• [SHORT EXERCISE] Return each line of the data below exactly, omitting any pictures.

____ SOURCE DATA

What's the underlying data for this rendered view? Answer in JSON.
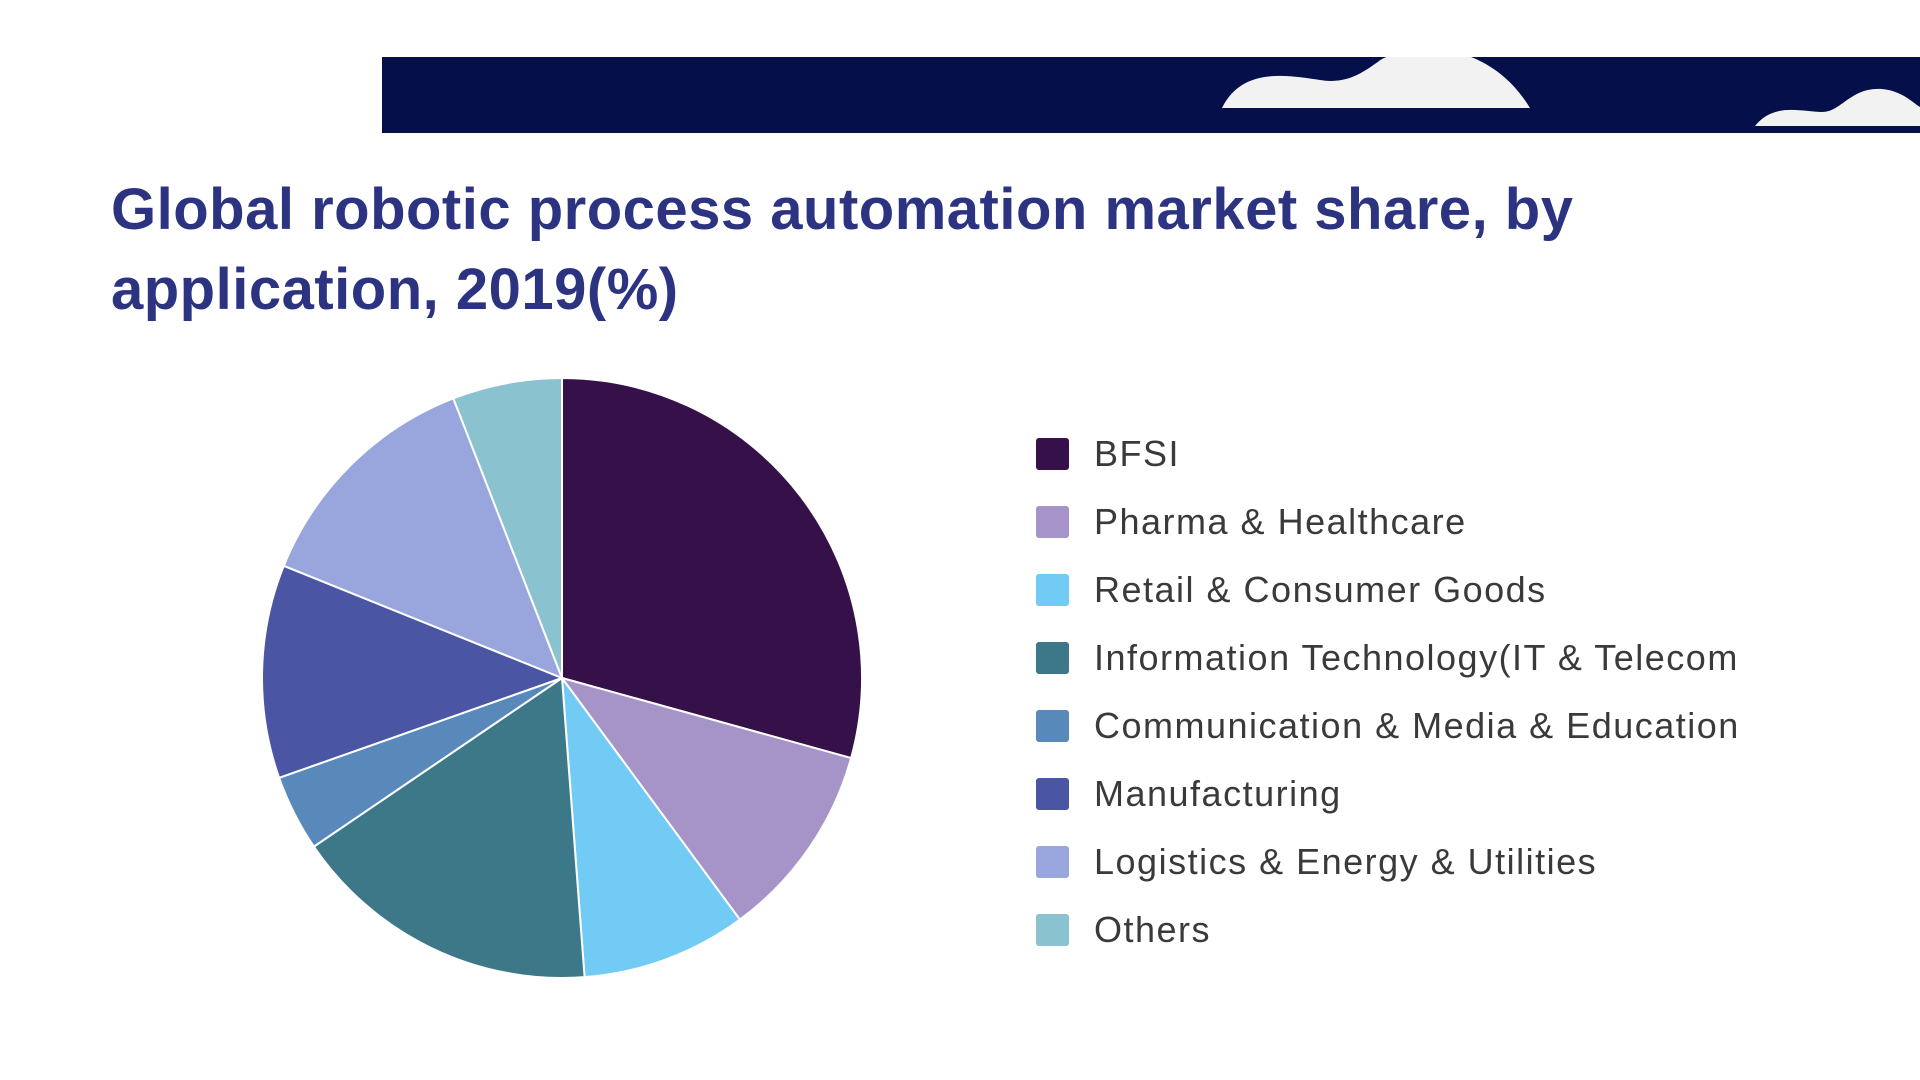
{
  "chart_data": {
    "type": "pie",
    "title": "Global robotic process automation market share, by application, 2019(%)",
    "categories": [
      "BFSI",
      "Pharma & Healthcare",
      "Retail & Consumer Goods",
      "Information Technology(IT & Telecom",
      "Communication & Media & Education",
      "Manufacturing",
      "Logistics & Energy & Utilities",
      "Others"
    ],
    "values": [
      29.3,
      10.6,
      8.9,
      16.7,
      4.1,
      11.5,
      13.0,
      5.9
    ],
    "colors": [
      "#361048",
      "#a694c9",
      "#72cbf4",
      "#3d7889",
      "#5889ba",
      "#4a56a3",
      "#99a6de",
      "#8ac2cf"
    ],
    "legend_position": "right"
  },
  "banner": {
    "color": "#05104a"
  }
}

________

• [RESULT]
What's the underlying data for this rendered view? Answer in JSON.
{
  "chart_data": {
    "type": "pie",
    "title": "Global robotic process automation market share, by application, 2019(%)",
    "categories": [
      "BFSI",
      "Pharma & Healthcare",
      "Retail & Consumer Goods",
      "Information Technology(IT & Telecom",
      "Communication & Media & Education",
      "Manufacturing",
      "Logistics & Energy & Utilities",
      "Others"
    ],
    "values": [
      29.3,
      10.6,
      8.9,
      16.7,
      4.1,
      11.5,
      13.0,
      5.9
    ],
    "colors": [
      "#361048",
      "#a694c9",
      "#72cbf4",
      "#3d7889",
      "#5889ba",
      "#4a56a3",
      "#99a6de",
      "#8ac2cf"
    ],
    "legend_position": "right"
  },
  "banner": {
    "color": "#05104a"
  }
}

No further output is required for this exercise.